Output the data below in full, byte for byte. Nothing may differ.

→ Records supplied
__________

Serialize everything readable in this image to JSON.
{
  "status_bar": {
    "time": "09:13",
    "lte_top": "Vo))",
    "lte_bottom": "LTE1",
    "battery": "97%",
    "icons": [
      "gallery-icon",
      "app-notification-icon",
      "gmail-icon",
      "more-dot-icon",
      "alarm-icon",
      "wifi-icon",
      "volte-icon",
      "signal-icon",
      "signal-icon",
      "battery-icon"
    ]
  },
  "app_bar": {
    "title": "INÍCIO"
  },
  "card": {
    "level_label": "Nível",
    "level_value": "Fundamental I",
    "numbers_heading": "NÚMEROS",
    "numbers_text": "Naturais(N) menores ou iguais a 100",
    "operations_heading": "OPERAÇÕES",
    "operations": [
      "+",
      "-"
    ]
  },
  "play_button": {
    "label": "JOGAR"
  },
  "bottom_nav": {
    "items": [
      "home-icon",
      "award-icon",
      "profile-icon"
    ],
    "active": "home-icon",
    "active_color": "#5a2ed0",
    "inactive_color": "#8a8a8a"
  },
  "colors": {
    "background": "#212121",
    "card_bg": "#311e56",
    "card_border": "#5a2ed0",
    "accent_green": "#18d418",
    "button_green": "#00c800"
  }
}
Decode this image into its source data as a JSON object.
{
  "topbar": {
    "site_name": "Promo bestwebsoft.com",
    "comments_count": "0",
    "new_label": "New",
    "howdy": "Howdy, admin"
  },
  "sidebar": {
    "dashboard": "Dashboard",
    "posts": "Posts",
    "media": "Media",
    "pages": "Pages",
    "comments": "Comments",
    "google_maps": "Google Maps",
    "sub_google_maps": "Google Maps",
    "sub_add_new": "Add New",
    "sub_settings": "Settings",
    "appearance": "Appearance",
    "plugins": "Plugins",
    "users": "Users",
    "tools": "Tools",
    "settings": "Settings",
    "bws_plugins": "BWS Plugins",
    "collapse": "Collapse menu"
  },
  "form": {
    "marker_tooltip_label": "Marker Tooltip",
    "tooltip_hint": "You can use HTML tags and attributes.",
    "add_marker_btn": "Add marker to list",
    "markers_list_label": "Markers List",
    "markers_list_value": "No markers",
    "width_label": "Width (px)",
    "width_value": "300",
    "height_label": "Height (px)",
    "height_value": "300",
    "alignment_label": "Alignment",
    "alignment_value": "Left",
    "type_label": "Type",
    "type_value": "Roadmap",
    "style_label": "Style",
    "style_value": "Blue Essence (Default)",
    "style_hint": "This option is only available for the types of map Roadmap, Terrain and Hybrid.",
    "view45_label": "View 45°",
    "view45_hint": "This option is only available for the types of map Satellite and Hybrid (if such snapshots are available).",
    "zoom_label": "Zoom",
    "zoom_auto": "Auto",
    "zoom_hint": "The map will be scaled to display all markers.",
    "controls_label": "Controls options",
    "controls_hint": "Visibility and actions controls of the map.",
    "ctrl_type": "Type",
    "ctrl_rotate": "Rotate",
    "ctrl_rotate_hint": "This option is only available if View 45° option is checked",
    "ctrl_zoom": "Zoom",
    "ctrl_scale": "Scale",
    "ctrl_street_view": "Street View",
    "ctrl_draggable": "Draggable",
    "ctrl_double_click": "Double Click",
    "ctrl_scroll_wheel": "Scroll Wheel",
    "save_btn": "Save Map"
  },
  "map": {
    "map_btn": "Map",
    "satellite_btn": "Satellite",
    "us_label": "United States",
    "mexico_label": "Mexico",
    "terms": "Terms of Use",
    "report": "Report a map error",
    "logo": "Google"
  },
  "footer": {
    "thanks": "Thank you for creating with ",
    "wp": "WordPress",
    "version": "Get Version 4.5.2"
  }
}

__________

→ Output
Serialize everything readable in this image to JSON.
{
  "status_bar": {
    "time": "09:13",
    "lte_top": "Vo))",
    "lte_bottom": "LTE1",
    "battery": "97%",
    "icons": [
      "gallery-icon",
      "app-notification-icon",
      "gmail-icon",
      "more-dot-icon",
      "alarm-icon",
      "wifi-icon",
      "volte-icon",
      "signal-icon",
      "signal-icon",
      "battery-icon"
    ]
  },
  "app_bar": {
    "title": "INÍCIO"
  },
  "card": {
    "level_label": "Nível",
    "level_value": "Fundamental I",
    "numbers_heading": "NÚMEROS",
    "numbers_text": "Naturais(N) menores ou iguais a 100",
    "operations_heading": "OPERAÇÕES",
    "operations": [
      "+",
      "-"
    ]
  },
  "play_button": {
    "label": "JOGAR"
  },
  "bottom_nav": {
    "items": [
      "home-icon",
      "award-icon",
      "profile-icon"
    ],
    "active": "home-icon",
    "active_color": "#5a2ed0",
    "inactive_color": "#8a8a8a"
  },
  "colors": {
    "background": "#212121",
    "card_bg": "#311e56",
    "card_border": "#5a2ed0",
    "accent_green": "#18d418",
    "button_green": "#00c800"
  }
}
Decode this image into its source data as a JSON object.
{
  "topbar": {
    "site_name": "Promo bestwebsoft.com",
    "comments_count": "0",
    "new_label": "New",
    "howdy": "Howdy, admin"
  },
  "sidebar": {
    "dashboard": "Dashboard",
    "posts": "Posts",
    "media": "Media",
    "pages": "Pages",
    "comments": "Comments",
    "google_maps": "Google Maps",
    "sub_google_maps": "Google Maps",
    "sub_add_new": "Add New",
    "sub_settings": "Settings",
    "appearance": "Appearance",
    "plugins": "Plugins",
    "users": "Users",
    "tools": "Tools",
    "settings": "Settings",
    "bws_plugins": "BWS Plugins",
    "collapse": "Collapse menu"
  },
  "form": {
    "marker_tooltip_label": "Marker Tooltip",
    "tooltip_hint": "You can use HTML tags and attributes.",
    "add_marker_btn": "Add marker to list",
    "markers_list_label": "Markers List",
    "markers_list_value": "No markers",
    "width_label": "Width (px)",
    "width_value": "300",
    "height_label": "Height (px)",
    "height_value": "300",
    "alignment_label": "Alignment",
    "alignment_value": "Left",
    "type_label": "Type",
    "type_value": "Roadmap",
    "style_label": "Style",
    "style_value": "Blue Essence (Default)",
    "style_hint": "This option is only available for the types of map Roadmap, Terrain and Hybrid.",
    "view45_label": "View 45°",
    "view45_hint": "This option is only available for the types of map Satellite and Hybrid (if such snapshots are available).",
    "zoom_label": "Zoom",
    "zoom_auto": "Auto",
    "zoom_hint": "The map will be scaled to display all markers.",
    "controls_label": "Controls options",
    "controls_hint": "Visibility and actions controls of the map.",
    "ctrl_type": "Type",
    "ctrl_rotate": "Rotate",
    "ctrl_rotate_hint": "This option is only available if View 45° option is checked",
    "ctrl_zoom": "Zoom",
    "ctrl_scale": "Scale",
    "ctrl_street_view": "Street View",
    "ctrl_draggable": "Draggable",
    "ctrl_double_click": "Double Click",
    "ctrl_scroll_wheel": "Scroll Wheel",
    "save_btn": "Save Map"
  },
  "map": {
    "map_btn": "Map",
    "satellite_btn": "Satellite",
    "us_label": "United States",
    "mexico_label": "Mexico",
    "terms": "Terms of Use",
    "report": "Report a map error",
    "logo": "Google"
  },
  "footer": {
    "thanks": "Thank you for creating with ",
    "wp": "WordPress",
    "version": "Get Version 4.5.2"
  }
}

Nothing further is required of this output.